## Goal:
Pull out every line below containing the word "change".

## Task material:
• • • • • • •

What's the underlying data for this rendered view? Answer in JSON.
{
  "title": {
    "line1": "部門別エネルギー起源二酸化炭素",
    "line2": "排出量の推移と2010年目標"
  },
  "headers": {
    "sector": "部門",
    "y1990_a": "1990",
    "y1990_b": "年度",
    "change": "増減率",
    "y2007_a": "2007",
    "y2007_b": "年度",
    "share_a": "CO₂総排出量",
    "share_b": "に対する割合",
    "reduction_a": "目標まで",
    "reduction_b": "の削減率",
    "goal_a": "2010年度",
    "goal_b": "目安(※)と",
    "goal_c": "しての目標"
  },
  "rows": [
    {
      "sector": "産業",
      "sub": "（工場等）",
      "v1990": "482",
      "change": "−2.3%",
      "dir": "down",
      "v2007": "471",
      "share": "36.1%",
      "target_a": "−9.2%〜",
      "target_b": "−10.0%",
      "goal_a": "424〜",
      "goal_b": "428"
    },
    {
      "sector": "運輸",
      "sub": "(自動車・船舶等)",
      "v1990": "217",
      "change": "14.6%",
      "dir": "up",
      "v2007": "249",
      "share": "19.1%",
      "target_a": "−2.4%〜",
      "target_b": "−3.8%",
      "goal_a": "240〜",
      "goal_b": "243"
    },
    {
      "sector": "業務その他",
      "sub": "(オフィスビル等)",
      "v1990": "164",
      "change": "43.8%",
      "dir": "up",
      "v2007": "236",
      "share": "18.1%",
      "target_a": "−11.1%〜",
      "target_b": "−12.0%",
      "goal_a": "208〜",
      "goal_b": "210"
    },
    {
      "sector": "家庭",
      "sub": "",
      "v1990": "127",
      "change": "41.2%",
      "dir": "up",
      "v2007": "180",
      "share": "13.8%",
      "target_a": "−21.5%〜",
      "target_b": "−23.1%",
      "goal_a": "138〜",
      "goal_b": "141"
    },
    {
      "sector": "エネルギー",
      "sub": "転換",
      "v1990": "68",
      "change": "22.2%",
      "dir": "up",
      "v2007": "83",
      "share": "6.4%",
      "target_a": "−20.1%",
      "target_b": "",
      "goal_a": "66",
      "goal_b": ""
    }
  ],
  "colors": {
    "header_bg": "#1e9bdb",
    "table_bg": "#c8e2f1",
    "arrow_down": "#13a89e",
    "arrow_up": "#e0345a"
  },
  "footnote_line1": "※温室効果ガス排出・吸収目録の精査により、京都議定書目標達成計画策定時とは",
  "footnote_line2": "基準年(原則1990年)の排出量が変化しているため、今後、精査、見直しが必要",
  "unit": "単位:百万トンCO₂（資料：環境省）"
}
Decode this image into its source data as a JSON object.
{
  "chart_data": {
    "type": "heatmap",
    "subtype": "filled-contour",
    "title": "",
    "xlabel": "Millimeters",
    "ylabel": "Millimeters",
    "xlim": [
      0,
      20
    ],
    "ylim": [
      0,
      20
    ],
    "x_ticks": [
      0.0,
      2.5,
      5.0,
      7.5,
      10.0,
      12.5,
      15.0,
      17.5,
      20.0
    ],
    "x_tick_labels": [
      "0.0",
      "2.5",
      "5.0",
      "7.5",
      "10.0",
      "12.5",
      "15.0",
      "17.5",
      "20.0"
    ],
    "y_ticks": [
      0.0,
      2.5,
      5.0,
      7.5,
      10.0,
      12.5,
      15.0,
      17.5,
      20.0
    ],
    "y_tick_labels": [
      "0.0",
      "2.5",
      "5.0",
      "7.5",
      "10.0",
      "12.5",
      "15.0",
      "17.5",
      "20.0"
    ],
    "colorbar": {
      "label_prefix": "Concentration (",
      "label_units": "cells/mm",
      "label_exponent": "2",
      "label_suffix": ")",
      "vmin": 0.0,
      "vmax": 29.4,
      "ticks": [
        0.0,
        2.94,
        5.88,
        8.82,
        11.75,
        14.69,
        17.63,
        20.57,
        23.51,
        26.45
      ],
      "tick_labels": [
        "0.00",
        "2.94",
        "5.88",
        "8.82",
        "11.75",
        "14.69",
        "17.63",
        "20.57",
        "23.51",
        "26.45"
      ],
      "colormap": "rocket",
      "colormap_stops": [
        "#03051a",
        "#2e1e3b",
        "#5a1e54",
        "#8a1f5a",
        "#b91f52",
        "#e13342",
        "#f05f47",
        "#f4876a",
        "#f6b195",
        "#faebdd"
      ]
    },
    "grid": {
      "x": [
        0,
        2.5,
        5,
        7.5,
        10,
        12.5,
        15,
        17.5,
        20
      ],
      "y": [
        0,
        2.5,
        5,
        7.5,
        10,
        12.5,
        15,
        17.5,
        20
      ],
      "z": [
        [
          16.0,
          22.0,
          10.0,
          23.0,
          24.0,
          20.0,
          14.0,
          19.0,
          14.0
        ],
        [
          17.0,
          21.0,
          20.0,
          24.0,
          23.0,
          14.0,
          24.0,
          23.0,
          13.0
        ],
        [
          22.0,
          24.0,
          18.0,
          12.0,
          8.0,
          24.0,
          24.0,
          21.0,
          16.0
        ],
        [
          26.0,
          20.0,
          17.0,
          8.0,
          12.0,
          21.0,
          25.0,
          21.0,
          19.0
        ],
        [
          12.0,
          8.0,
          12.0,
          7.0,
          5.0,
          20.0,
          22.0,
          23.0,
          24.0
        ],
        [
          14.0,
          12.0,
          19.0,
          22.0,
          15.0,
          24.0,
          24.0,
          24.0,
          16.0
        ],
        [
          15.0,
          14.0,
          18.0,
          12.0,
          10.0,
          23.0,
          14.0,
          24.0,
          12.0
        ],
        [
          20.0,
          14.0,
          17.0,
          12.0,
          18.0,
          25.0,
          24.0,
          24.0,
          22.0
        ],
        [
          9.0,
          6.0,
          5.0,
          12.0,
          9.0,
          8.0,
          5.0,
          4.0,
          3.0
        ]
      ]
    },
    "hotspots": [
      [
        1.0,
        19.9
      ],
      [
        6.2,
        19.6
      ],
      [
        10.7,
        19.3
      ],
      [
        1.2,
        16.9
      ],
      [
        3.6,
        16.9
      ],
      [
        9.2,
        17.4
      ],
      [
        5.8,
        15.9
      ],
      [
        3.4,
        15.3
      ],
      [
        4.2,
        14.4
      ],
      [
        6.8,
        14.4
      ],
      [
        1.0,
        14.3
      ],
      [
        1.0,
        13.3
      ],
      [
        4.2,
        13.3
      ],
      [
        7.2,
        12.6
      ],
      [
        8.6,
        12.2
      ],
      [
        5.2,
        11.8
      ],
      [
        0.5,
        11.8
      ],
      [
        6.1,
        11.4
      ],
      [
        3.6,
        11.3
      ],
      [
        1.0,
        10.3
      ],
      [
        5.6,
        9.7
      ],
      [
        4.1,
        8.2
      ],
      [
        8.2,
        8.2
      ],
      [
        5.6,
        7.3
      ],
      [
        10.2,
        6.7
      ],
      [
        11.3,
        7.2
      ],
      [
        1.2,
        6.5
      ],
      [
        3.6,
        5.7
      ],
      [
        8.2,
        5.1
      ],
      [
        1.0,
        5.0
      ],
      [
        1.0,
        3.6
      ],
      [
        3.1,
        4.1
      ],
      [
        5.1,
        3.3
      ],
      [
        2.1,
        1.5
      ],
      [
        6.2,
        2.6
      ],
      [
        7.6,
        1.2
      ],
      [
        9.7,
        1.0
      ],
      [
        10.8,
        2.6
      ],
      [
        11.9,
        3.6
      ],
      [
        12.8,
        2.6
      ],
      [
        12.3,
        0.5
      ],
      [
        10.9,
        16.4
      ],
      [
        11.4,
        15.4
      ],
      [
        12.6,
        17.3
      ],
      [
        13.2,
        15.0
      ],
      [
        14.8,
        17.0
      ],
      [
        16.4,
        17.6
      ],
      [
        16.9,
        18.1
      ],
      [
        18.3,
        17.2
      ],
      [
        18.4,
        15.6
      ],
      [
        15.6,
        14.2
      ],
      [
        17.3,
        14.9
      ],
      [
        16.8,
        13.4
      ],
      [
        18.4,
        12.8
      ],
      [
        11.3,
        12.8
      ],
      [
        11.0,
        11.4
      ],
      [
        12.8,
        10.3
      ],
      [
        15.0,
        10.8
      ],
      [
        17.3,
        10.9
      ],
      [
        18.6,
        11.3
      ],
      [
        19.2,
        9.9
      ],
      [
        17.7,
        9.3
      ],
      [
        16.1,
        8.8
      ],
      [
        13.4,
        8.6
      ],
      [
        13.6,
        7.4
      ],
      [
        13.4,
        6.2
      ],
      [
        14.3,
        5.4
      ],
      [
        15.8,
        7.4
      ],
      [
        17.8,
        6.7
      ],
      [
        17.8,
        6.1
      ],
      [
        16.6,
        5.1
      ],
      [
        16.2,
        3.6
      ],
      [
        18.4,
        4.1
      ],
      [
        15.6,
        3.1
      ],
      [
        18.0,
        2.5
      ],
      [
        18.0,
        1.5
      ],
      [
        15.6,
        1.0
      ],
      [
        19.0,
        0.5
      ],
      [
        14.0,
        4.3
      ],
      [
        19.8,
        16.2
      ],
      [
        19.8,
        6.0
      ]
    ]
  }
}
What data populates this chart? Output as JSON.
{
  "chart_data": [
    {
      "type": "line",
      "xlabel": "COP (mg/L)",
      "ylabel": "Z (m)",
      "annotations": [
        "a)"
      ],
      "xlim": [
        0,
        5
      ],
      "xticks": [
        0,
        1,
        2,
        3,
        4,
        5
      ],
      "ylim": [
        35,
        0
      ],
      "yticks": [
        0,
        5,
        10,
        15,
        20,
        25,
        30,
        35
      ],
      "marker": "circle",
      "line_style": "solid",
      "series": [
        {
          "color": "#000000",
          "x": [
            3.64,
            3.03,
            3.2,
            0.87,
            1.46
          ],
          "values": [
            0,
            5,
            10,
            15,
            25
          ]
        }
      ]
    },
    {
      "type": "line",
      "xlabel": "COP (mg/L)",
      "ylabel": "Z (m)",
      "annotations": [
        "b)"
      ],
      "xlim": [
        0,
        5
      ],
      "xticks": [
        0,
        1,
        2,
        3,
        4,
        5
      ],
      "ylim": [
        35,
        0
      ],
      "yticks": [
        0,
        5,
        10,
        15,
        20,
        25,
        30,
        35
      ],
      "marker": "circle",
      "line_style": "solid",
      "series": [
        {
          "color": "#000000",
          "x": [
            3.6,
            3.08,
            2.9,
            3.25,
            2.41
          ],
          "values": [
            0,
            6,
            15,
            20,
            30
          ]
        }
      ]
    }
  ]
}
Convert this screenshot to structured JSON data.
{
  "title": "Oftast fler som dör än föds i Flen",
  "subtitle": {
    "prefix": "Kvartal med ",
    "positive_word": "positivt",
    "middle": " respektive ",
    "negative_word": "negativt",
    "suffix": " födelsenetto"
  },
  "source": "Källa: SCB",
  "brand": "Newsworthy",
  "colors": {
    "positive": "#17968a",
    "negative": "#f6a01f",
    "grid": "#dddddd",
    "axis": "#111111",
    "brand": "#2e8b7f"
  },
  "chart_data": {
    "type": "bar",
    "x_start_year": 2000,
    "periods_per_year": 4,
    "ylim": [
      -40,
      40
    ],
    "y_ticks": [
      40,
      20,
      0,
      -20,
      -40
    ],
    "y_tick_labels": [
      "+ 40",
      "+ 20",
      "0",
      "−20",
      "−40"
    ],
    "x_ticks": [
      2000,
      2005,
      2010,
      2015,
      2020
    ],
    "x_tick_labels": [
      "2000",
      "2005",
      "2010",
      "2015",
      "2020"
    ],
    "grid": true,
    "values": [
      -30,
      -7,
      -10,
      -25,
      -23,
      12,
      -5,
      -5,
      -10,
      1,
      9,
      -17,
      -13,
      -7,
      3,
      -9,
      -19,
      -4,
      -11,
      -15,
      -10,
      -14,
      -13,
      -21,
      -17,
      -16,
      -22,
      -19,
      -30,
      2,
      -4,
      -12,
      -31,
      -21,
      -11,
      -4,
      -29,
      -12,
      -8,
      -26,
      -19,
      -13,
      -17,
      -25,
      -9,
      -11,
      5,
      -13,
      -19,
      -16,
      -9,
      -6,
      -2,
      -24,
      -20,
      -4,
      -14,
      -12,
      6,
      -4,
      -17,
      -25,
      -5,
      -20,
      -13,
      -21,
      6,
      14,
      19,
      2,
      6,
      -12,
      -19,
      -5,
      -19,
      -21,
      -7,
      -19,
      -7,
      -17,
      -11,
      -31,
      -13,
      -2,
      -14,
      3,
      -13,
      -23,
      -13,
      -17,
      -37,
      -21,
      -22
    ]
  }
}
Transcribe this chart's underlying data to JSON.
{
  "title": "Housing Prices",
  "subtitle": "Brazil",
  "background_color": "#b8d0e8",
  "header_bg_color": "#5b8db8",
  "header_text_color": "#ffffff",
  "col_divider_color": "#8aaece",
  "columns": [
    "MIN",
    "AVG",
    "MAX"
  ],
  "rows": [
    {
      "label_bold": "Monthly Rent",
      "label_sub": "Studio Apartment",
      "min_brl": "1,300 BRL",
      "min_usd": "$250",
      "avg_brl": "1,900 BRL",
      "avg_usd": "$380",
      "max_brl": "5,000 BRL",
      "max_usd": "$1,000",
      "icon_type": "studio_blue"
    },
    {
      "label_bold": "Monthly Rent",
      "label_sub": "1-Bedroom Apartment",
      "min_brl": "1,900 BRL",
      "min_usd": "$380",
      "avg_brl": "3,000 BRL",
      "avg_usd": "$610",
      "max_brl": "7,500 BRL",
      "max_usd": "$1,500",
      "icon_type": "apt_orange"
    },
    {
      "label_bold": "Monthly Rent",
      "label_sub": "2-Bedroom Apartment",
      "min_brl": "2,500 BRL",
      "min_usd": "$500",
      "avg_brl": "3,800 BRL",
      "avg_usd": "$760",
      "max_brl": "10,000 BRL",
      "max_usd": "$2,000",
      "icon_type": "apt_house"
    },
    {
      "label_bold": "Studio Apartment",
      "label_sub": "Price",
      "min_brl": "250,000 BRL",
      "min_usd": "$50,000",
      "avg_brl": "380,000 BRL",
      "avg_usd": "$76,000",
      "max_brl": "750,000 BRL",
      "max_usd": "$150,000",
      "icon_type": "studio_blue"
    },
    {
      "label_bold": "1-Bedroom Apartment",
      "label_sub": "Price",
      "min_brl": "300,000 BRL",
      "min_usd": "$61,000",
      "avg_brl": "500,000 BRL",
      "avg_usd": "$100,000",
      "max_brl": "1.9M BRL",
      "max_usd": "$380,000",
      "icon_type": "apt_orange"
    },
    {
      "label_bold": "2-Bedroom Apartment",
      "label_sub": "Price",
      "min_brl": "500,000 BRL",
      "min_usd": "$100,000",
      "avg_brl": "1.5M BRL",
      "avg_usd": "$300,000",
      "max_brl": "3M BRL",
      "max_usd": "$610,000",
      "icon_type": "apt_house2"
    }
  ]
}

• • • • • • •

## Solution:
    "change": "増減率",
      "change": "−2.3%",
      "change": "14.6%",
      "change": "43.8%",
      "change": "41.2%",
      "change": "22.2%",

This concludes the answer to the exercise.